• TASK STATEMENT
From the entries, copy out every line in which the word "分别为参照组和试验组" is found.

• EXTRACTED RECORDS

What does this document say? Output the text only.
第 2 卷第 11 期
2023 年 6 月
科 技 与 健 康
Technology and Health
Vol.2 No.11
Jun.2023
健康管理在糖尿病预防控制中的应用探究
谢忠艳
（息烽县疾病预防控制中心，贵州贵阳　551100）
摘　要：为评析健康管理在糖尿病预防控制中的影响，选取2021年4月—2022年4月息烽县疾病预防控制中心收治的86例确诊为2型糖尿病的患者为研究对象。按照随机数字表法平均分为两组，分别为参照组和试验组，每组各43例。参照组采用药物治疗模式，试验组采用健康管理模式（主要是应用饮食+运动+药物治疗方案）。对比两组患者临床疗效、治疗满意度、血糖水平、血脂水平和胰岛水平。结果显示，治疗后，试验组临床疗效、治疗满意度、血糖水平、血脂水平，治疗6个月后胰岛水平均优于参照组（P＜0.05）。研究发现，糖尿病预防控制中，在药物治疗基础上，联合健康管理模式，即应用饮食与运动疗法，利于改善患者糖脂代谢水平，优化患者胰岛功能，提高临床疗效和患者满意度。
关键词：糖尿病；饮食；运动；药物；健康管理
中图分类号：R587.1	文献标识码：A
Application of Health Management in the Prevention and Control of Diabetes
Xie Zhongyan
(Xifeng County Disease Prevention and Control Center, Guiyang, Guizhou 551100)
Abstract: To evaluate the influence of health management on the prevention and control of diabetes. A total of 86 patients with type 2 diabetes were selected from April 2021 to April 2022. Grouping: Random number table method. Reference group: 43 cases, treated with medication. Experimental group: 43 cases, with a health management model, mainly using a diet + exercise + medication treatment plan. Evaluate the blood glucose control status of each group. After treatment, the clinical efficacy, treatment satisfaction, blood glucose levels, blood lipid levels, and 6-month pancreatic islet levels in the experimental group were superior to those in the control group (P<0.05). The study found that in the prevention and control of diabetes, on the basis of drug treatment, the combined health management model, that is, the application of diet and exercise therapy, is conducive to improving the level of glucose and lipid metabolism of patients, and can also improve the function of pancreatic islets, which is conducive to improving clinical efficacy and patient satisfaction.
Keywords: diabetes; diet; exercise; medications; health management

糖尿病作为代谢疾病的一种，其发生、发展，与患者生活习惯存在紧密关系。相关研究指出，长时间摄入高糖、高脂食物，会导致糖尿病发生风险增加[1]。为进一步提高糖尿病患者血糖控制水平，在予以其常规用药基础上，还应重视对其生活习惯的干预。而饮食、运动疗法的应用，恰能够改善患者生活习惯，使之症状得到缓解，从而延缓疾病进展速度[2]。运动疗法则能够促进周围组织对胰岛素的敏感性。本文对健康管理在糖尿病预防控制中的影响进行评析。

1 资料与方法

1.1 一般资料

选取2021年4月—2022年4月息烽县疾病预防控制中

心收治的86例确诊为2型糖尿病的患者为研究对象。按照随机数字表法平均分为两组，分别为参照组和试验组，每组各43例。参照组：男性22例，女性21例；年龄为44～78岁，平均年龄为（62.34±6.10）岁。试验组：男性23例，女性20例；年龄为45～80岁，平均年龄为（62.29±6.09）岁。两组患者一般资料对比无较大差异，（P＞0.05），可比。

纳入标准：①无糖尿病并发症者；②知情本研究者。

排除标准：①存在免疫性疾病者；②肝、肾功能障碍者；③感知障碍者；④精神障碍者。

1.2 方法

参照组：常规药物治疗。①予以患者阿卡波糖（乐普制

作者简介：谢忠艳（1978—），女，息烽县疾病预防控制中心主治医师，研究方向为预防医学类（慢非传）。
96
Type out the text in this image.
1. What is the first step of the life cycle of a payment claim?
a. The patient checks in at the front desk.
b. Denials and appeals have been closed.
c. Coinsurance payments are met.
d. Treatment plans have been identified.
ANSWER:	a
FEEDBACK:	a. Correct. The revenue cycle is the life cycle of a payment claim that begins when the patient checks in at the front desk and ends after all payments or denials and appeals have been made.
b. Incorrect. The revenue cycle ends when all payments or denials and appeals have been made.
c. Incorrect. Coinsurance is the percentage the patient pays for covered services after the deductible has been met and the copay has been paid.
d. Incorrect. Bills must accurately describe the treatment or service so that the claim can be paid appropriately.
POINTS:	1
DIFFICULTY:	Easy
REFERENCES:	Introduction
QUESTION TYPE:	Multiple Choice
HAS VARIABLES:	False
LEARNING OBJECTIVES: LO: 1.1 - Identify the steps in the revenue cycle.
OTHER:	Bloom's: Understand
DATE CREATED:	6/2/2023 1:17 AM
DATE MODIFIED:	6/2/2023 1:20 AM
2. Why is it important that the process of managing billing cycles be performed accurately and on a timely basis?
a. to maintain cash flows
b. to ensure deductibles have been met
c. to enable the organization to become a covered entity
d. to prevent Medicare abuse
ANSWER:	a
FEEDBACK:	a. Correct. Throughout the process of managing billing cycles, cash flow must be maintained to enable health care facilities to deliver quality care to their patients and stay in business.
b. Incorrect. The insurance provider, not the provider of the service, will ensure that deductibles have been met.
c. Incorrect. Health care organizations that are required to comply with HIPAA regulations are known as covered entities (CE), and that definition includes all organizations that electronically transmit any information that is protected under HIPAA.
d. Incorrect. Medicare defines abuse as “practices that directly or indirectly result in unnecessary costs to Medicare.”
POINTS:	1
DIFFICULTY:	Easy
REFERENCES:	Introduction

• RESULT FOR THIS TASK
摘　要：为评析健康管理在糖尿病预防控制中的影响，选取2021年4月—2022年4月息烽县疾病预防控制中心收治的86例确诊为2型糖尿病的患者为研究对象。按照随机数字表法平均分为两组，分别为参照组和试验组，每组各43例。参照组采用药物治疗模式，试验组采用健康管理模式（主要是应用饮食+运动+药物治疗方案）。对比两组患者临床疗效、治疗满意度、血糖水平、血脂水平和胰岛水平。结果显示，治疗后，试验组临床疗效、治疗满意度、血糖水平、血脂水平，治疗6个月后胰岛水平均优于参照组（P＜0.05）。研究发现，糖尿病预防控制中，在药物治疗基础上，联合健康管理模式，即应用饮食与运动疗法，利于改善患者糖脂代谢水平，优化患者胰岛功能，提高临床疗效和患者满意度。
心收治的86例确诊为2型糖尿病的患者为研究对象。按照随机数字表法平均分为两组，分别为参照组和试验组，每组各43例。参照组：男性22例，女性21例；年龄为44～78岁，平均年龄为（62.34±6.10）岁。试验组：男性23例，女性20例；年龄为45～80岁，平均年龄为（62.29±6.09）岁。两组患者一般资料对比无较大差异，（P＞0.05），可比。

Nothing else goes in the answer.